Yakima Herald-Republic - 11/13/2022

Nov. 13---- Thomas M. Smith

Two new granite walls were dedicated Friday at the Jerry Taylor Veterans Plaza.

Its 22 granite walls — nearly 70 tons in total weight — make it one of the largest — if not the largest —veterans memorials by weight in the Pacific Northwest. And it's not finished.

"We don't intend to finish it in our lifetimes," said Greg Schlieve, commander of American Legion Post 73 in Sunnyside.

While the monument is seen as a point of pride in the city, it took Schlieve years of pushing against a city where people did not want to think about war and what those who went off to war had to do, as well as a recession.

A Vietnam War veteran — he served in the 5th Battalion, 7th Cavalry Regiment — Schlieve's efforts to build a memorial in Sunnyside started in 1995, when he was elected commander of the local chapter of the Veterans of Foreign Wars.

"I got a letter a few weeks later from the national organization congratulating me, saying it was the greatest year to be elected a commander," Schlieve recalled. It was the 50th anniversary of the ending of World War II, and the national organization recommended conducting a special service at the local World War II memorial on Memorial Day.

There was a problem: Schlieve didn't know where Sunnyside's memorial was. When he mentioned it to VFW members, several World War II veterans stormed out, saying that the town had never built them a memorial.

And the post's chaplain at the time told him that the city would never erect one for them.

The lack of a memorial goes back to Sunnyside's origins. The town almost became a ghost town in the Great Panic of 1893, but a group of German Baptist Progressive Brethren established the Christian Cooperative Colony there, bolstering Sunnyside's population enough to incorporate in 1902.

Because of the church's influence, Sunnyside became known as the "City of Churches," marked on many maps with a halo or a Christian cross.

**Material provided:**

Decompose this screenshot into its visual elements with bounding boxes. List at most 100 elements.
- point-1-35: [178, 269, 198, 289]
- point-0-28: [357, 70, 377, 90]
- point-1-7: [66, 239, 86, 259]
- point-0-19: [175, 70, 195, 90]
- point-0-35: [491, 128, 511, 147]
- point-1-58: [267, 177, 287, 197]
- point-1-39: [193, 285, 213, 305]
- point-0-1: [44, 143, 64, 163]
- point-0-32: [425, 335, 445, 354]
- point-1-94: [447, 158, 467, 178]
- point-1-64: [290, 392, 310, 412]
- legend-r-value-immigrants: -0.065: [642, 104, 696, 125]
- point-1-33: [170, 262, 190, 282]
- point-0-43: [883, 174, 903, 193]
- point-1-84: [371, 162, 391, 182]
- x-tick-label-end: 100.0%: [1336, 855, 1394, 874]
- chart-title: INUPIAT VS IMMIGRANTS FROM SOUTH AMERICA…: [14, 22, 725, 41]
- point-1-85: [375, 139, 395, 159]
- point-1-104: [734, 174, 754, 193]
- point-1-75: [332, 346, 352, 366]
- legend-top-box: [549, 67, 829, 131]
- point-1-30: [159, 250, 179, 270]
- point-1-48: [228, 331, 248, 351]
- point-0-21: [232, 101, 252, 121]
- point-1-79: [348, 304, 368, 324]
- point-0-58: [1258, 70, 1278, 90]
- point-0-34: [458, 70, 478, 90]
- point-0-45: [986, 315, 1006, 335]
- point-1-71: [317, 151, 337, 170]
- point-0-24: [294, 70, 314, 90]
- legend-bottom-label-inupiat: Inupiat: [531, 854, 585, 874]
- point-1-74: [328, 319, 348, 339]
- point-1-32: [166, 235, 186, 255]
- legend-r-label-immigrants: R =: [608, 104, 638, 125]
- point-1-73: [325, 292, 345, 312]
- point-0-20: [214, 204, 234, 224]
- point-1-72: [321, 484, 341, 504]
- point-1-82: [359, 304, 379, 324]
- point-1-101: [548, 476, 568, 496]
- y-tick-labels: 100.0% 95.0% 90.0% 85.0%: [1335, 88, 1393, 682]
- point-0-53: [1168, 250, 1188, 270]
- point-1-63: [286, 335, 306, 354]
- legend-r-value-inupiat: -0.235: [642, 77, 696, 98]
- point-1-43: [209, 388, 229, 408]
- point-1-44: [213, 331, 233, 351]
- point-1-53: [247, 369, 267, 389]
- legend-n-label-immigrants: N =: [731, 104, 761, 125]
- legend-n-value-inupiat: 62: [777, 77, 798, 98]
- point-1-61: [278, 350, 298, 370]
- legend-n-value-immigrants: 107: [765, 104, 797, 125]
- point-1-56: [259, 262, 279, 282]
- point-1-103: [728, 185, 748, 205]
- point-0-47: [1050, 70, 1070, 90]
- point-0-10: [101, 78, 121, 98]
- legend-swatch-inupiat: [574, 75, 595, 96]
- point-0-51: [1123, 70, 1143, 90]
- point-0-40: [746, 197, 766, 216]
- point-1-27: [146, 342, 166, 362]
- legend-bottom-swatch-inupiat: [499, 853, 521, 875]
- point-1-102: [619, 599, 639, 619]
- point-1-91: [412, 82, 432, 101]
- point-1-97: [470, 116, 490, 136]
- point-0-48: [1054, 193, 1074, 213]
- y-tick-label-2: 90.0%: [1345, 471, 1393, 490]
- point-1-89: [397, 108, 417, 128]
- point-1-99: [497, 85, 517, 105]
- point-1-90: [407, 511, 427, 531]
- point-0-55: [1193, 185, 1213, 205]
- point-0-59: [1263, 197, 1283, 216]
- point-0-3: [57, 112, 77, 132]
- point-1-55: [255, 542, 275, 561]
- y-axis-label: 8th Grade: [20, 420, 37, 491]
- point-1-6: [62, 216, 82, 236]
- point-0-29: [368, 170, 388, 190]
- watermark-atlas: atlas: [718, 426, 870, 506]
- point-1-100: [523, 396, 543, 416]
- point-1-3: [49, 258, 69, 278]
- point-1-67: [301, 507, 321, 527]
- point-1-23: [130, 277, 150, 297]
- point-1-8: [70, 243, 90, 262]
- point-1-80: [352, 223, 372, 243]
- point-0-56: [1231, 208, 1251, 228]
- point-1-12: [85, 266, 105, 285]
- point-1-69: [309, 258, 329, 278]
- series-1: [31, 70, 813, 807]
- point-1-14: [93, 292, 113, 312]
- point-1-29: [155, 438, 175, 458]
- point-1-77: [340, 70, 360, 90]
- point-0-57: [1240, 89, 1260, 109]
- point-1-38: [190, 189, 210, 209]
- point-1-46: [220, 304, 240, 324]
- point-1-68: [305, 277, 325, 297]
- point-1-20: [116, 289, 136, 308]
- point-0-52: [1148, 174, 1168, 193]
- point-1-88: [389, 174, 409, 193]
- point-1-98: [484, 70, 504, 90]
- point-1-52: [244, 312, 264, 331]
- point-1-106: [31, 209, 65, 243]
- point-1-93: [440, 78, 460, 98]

**Aim of the task:**
Reproduce the stretch of the veterans memorial article from "The lack of" through "a Christian cross.".

**Result of this exercise:**
The lack of a memorial goes back to Sunnyside's origins. The town almost became a ghost town in the Great Panic of 1893, but a group of German Baptist Progressive Brethren established the Christian Cooperative Colony there, bolstering Sunnyside's population enough to incorporate in 1902.

Because of the church's influence, Sunnyside became known as the "City of Churches," marked on many maps with a halo or a Christian cross.